---- Extracted text
In his moment of need, Erdogan finds a use for a TV network he distrusts: Nahlah Ayed
No shortage of ironies in the role of media, old and new, in failed coup attempt
If the medium, in this day and age, is still the message, then FaceTime must step aside for a moment and show deference to plain old television.
Much has been made of Turkish president Recep Tayyip Erdogan's now-famous FaceTime call encouraging his people to resist the rogue soldiers who'd embarked Friday night on an ill-fated attempt at a coup.
But without CNN Turk, which aired Erdogan's iPhone-to-iPhone video call, his message would have been denied the audience necessary to bring thousands of people onto the streets to defend his rule.
The delectable irony of course is that there is no love lost between the increasingly authoritarian president and the private network that may have won him this war — it was under investigation earlier this year for "insulting" the president, after describing Erdogan as a "dictator" on its news ticker.
And yet not only did he FaceTime them in his hour of greatest need — giving him the first opportunity that night to say something to try to save his presidency — but their subsequent, dramatic hours of broadcasting may have helped clinch the push-back against the coup.
--------
---- Extracted entries
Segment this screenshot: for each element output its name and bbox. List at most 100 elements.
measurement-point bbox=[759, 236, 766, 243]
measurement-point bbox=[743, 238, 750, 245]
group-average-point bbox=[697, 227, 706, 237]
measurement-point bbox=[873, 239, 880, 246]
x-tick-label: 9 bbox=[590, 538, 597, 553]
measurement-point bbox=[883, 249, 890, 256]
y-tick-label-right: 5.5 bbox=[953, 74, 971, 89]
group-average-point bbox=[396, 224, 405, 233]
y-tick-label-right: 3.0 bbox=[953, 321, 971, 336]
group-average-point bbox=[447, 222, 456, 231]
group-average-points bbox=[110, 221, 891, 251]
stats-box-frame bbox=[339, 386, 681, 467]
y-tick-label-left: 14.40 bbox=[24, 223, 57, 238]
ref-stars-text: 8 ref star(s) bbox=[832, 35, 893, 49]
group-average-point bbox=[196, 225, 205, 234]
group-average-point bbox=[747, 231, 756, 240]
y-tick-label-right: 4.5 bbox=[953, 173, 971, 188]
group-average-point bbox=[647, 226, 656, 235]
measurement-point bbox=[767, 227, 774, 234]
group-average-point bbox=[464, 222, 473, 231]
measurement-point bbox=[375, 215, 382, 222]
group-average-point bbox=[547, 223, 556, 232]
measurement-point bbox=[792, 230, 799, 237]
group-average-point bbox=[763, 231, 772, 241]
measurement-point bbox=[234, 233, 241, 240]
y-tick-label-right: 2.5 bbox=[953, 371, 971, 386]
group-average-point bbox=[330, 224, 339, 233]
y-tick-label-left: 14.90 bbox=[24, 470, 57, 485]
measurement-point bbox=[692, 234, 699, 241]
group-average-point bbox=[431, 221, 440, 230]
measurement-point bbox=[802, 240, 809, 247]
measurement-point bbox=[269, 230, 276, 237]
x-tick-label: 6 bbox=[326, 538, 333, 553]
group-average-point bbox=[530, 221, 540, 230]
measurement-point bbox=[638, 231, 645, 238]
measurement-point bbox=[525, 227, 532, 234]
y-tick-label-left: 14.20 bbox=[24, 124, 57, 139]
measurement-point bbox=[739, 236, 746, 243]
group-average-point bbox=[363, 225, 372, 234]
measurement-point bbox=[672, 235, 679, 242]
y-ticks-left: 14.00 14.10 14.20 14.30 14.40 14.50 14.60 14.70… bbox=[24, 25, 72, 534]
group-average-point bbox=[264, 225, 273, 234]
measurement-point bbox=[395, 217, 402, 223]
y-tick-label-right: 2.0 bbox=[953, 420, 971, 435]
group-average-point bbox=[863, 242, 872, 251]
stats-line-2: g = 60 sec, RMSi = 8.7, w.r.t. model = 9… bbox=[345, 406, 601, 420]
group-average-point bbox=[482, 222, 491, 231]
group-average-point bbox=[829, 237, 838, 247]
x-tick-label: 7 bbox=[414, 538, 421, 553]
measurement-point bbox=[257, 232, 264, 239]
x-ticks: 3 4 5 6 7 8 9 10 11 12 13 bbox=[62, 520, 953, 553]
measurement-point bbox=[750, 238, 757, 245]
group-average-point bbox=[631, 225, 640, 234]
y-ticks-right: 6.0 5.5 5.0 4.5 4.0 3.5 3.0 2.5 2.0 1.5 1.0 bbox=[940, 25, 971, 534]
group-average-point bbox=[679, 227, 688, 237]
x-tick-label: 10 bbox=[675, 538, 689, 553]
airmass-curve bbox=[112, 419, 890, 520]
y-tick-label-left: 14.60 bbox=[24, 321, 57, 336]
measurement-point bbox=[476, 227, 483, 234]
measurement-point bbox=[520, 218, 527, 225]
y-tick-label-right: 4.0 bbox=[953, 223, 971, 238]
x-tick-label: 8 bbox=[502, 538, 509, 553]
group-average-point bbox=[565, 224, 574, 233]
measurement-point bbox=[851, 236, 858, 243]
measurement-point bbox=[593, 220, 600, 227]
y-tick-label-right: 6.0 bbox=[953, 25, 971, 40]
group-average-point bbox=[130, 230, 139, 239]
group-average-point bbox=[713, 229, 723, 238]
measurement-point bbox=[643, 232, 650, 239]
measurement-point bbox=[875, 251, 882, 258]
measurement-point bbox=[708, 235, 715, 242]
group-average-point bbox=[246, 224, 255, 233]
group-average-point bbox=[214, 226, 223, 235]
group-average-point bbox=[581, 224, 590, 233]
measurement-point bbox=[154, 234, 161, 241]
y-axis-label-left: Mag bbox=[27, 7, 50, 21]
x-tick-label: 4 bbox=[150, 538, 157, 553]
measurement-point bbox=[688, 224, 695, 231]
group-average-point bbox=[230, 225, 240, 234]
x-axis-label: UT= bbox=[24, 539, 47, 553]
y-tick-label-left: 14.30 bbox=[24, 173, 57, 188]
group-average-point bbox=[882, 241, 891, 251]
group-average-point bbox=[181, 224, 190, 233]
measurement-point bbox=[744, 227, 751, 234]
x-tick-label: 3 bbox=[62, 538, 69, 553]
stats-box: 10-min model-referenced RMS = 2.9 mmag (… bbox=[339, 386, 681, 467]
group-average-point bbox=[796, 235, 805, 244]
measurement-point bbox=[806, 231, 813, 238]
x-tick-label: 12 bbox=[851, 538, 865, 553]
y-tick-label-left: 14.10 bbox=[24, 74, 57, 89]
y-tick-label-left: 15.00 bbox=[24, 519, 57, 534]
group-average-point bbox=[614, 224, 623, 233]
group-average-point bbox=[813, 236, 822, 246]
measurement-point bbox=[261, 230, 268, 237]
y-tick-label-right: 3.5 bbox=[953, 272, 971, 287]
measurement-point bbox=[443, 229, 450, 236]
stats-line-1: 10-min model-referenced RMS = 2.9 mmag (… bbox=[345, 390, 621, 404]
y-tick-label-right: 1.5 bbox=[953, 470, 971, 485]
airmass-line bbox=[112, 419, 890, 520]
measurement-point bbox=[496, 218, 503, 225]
--------
Exercise requirements: Continue the article above about Erdogan and CNN Turk from after its last sentence.

Result of this task:
No shortage of ironies
There was no shortage of ironies inside a coup attempt that, for a rare moment, made friends of Erdogan's foes and seemed to bring his supporters and critics together.
"Some of the people whom he blamed for being conspiratorial powers against him actually stood with him," said Mustafa Akyol, a Turkish author and writer.
"CNN Turk, which actually Erdogan hated … they stood with Erdogan and helped him overcome the coup."
It was a coup that also seemingly relied heavily on last-century's strategy while leaving the more powerful private, and new media, literally, to their own devices.
For one, the coup planners initially focused their attention on state television, where they forced an anchor to read a statement about their intentions.
It is not a widely watched network here.
But they also seemed to be entirely ignorant of the power of social media and the means with which to shut them down — again, the irony — a practice which Erdogan's administration has nearly perfected.
And yet there was Erdogan, harnessing the power of that new technology, and a network he distrusts, to get his message across.
It was almost certain his appearance on CNN Turk that put the network in the crosshairs of the putschists, and soon, a helicopter landed with eight soldiers in fatigues, carrying rifles and pushing their way through the network's lobby, demanding it be taken off the air.
Secret broadcast
General Manager Erdogan Aktas sent some of his staff away, including the anchor, but he refused to leave.
He told the soldiers it was impossible to take the network off the air, and so one camera kept rolling in the empty studio.
He then secretly put on a microphone so that the audience could follow what unfolded next inside his newsroom, and with his voice, he occasionally walked them through some of what happened.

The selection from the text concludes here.